* start *

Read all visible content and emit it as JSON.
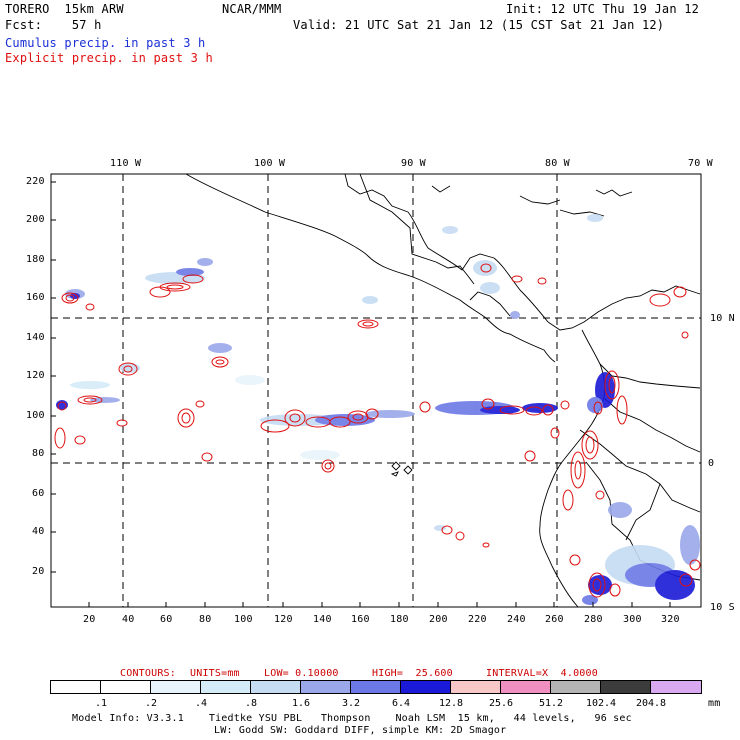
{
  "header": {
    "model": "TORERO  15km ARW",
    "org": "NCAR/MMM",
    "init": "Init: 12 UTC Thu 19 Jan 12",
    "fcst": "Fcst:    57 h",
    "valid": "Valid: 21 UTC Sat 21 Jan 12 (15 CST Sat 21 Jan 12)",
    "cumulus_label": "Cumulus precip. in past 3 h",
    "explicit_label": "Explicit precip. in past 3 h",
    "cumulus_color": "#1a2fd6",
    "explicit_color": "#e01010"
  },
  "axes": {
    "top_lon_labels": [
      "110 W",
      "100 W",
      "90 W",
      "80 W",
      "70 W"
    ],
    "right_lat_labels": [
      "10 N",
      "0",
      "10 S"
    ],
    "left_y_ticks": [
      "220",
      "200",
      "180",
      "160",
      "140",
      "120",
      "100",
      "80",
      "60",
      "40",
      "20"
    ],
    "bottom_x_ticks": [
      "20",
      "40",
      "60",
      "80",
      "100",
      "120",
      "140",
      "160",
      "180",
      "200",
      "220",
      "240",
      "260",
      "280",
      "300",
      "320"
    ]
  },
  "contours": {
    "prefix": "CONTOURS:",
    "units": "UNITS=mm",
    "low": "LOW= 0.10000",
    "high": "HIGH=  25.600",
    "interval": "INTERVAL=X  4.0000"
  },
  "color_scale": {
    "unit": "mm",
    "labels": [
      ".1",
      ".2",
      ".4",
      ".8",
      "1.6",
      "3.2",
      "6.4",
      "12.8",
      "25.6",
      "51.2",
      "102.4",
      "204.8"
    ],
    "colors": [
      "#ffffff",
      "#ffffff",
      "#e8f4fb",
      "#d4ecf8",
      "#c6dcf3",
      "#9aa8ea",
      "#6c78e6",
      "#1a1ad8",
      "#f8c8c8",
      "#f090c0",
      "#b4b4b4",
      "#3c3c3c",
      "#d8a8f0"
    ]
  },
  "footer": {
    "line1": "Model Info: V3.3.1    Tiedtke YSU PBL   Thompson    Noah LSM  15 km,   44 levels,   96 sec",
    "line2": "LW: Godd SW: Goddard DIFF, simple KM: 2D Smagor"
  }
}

* end *
* start *

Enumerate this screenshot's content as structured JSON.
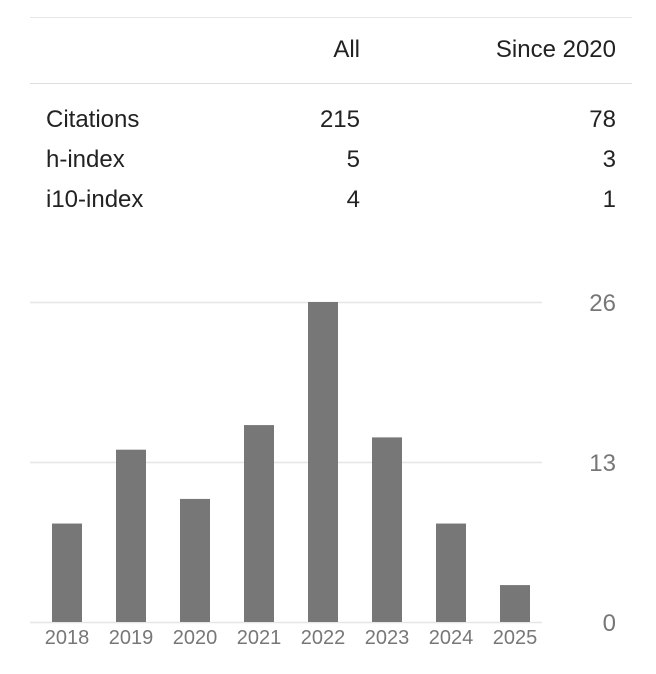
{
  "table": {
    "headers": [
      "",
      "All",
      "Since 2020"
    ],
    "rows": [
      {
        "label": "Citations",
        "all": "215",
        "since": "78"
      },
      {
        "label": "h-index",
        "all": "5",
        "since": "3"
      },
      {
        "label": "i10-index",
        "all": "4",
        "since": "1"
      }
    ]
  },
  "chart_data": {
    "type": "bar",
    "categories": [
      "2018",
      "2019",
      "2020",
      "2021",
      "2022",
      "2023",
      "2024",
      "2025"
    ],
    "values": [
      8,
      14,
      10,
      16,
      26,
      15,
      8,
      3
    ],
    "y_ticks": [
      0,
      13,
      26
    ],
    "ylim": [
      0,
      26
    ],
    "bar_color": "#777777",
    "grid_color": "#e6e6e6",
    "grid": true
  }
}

* end *

▶ _PROBLEM DETAILS_
Extract every line of the records above that contains the word "content".

▶ _WRITTEN RESPONSE_
Read all visible content and emit it as JSON.
Enumerate this screenshot's content as structured JSON.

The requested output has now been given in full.